The records that follow must be reproduced in full, exactly as written.

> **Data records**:
• • • • •

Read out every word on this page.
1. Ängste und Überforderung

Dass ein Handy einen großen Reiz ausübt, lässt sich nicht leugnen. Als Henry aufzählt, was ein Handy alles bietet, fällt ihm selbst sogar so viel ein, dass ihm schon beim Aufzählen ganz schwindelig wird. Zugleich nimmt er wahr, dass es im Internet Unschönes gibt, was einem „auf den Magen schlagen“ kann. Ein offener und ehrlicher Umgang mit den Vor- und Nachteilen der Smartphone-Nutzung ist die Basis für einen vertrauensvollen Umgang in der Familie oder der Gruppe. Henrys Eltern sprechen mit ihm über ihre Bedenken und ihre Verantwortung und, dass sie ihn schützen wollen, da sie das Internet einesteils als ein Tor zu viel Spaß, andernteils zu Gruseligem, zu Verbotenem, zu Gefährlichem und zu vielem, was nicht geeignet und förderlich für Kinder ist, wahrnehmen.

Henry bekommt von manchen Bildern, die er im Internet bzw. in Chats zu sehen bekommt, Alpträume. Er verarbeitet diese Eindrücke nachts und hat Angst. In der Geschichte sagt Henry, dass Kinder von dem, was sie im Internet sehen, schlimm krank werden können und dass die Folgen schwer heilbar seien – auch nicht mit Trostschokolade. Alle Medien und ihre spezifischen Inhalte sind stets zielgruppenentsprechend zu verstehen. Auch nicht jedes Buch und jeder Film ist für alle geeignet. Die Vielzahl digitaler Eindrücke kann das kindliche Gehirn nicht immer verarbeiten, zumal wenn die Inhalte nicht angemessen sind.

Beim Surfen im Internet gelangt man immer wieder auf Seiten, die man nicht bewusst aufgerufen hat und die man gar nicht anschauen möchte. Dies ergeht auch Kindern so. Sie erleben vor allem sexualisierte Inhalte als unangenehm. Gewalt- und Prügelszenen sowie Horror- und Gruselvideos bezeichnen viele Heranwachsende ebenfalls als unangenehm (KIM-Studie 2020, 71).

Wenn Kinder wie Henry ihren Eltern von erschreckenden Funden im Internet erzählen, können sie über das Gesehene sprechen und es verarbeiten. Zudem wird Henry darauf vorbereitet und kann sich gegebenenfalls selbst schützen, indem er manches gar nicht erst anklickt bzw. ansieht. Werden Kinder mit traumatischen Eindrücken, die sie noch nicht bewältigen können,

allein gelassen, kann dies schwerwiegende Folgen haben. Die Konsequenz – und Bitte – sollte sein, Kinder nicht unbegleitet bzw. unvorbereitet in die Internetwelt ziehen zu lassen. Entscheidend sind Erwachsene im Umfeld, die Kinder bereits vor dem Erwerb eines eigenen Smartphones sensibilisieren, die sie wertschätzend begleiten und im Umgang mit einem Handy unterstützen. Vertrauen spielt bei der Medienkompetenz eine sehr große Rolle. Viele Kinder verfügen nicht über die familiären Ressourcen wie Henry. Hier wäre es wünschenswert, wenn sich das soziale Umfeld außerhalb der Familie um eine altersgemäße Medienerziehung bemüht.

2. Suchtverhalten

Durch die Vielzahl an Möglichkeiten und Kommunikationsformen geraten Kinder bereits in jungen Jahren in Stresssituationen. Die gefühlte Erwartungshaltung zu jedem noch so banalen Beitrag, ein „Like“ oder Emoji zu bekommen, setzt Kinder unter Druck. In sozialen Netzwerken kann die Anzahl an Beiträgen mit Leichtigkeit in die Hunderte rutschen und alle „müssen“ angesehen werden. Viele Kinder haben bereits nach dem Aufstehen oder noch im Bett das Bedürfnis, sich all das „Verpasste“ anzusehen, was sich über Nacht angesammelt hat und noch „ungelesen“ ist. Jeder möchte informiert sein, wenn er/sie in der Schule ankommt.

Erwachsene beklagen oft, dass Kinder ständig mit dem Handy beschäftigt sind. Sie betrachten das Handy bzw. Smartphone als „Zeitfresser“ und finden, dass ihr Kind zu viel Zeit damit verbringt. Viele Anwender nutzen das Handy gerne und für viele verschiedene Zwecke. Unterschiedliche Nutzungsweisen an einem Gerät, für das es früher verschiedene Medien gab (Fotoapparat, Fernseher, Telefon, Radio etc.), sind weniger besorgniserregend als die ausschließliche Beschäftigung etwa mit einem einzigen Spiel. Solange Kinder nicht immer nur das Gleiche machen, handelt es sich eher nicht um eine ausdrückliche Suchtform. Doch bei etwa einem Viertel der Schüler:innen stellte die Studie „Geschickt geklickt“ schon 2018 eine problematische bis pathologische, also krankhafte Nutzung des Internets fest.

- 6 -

• • • • •

> **Response**:
Read out every word on this page.
1. Ängste und Überforderung

Dass ein Handy einen großen Reiz ausübt, lässt sich nicht leugnen. Als Henry aufzählt, was ein Handy alles bietet, fällt ihm selbst sogar so viel ein, dass ihm schon beim Aufzählen ganz schwindelig wird. Zugleich nimmt er wahr, dass es im Internet Unschönes gibt, was einem „auf den Magen schlagen“ kann. Ein offener und ehrlicher Umgang mit den Vor- und Nachteilen der Smartphone-Nutzung ist die Basis für einen vertrauensvollen Umgang in der Familie oder der Gruppe. Henrys Eltern sprechen mit ihm über ihre Bedenken und ihre Verantwortung und, dass sie ihn schützen wollen, da sie das Internet einesteils als ein Tor zu viel Spaß, andernteils zu Gruseligem, zu Verbotenem, zu Gefährlichem und zu vielem, was nicht geeignet und förderlich für Kinder ist, wahrnehmen.

Henry bekommt von manchen Bildern, die er im Internet bzw. in Chats zu sehen bekommt, Alpträume. Er verarbeitet diese Eindrücke nachts und hat Angst. In der Geschichte sagt Henry, dass Kinder von dem, was sie im Internet sehen, schlimm krank werden können und dass die Folgen schwer heilbar seien – auch nicht mit Trostschokolade. Alle Medien und ihre spezifischen Inhalte sind stets zielgruppenentsprechend zu verstehen. Auch nicht jedes Buch und jeder Film ist für alle geeignet. Die Vielzahl digitaler Eindrücke kann das kindliche Gehirn nicht immer verarbeiten, zumal wenn die Inhalte nicht angemessen sind.

Beim Surfen im Internet gelangt man immer wieder auf Seiten, die man nicht bewusst aufgerufen hat und die man gar nicht anschauen möchte. Dies ergeht auch Kindern so. Sie erleben vor allem sexualisierte Inhalte als unangenehm. Gewalt- und Prügelszenen sowie Horror- und Gruselvideos bezeichnen viele Heranwachsende ebenfalls als unangenehm (KIM-Studie 2020, 71).

Wenn Kinder wie Henry ihren Eltern von erschreckenden Funden im Internet erzählen, können sie über das Gesehene sprechen und es verarbeiten. Zudem wird Henry darauf vorbereitet und kann sich gegebenenfalls selbst schützen, indem er manches gar nicht erst anklickt bzw. ansieht. Werden Kinder mit traumatischen Eindrücken, die sie noch nicht bewältigen können,

allein gelassen, kann dies schwerwiegende Folgen haben. Die Konsequenz – und Bitte – sollte sein, Kinder nicht unbegleitet bzw. unvorbereitet in die Internetwelt ziehen zu lassen. Entscheidend sind Erwachsene im Umfeld, die Kinder bereits vor dem Erwerb eines eigenen Smartphones sensibilisieren, die sie wertschätzend begleiten und im Umgang mit einem Handy unterstützen. Vertrauen spielt bei der Medienkompetenz eine sehr große Rolle. Viele Kinder verfügen nicht über die familiären Ressourcen wie Henry. Hier wäre es wünschenswert, wenn sich das soziale Umfeld außerhalb der Familie um eine altersgemäße Medienerziehung bemüht.

2. Suchtverhalten

Durch die Vielzahl an Möglichkeiten und Kommunikationsformen geraten Kinder bereits in jungen Jahren in Stresssituationen. Die gefühlte Erwartungshaltung zu jedem noch so banalen Beitrag, ein „Like“ oder Emoji zu bekommen, setzt Kinder unter Druck. In sozialen Netzwerken kann die Anzahl an Beiträgen mit Leichtigkeit in die Hunderte rutschen und alle „müssen“ angesehen werden. Viele Kinder haben bereits nach dem Aufstehen oder noch im Bett das Bedürfnis, sich all das „Verpasste“ anzusehen, was sich über Nacht angesammelt hat und noch „ungelesen“ ist. Jeder möchte informiert sein, wenn er/sie in der Schule ankommt.

Erwachsene beklagen oft, dass Kinder ständig mit dem Handy beschäftigt sind. Sie betrachten das Handy bzw. Smartphone als „Zeitfresser“ und finden, dass ihr Kind zu viel Zeit damit verbringt. Viele Anwender nutzen das Handy gerne und für viele verschiedene Zwecke. Unterschiedliche Nutzungsweisen an einem Gerät, für das es früher verschiedene Medien gab (Fotoapparat, Fernseher, Telefon, Radio etc.), sind weniger besorgniserregend als die ausschließliche Beschäftigung etwa mit einem einzigen Spiel. Solange Kinder nicht immer nur das Gleiche machen, handelt es sich eher nicht um eine ausdrückliche Suchtform. Doch bei etwa einem Viertel der Schüler:innen stellte die Studie „Geschickt geklickt“ schon 2018 eine problematische bis pathologische, also krankhafte Nutzung des Internets fest.

- 6 -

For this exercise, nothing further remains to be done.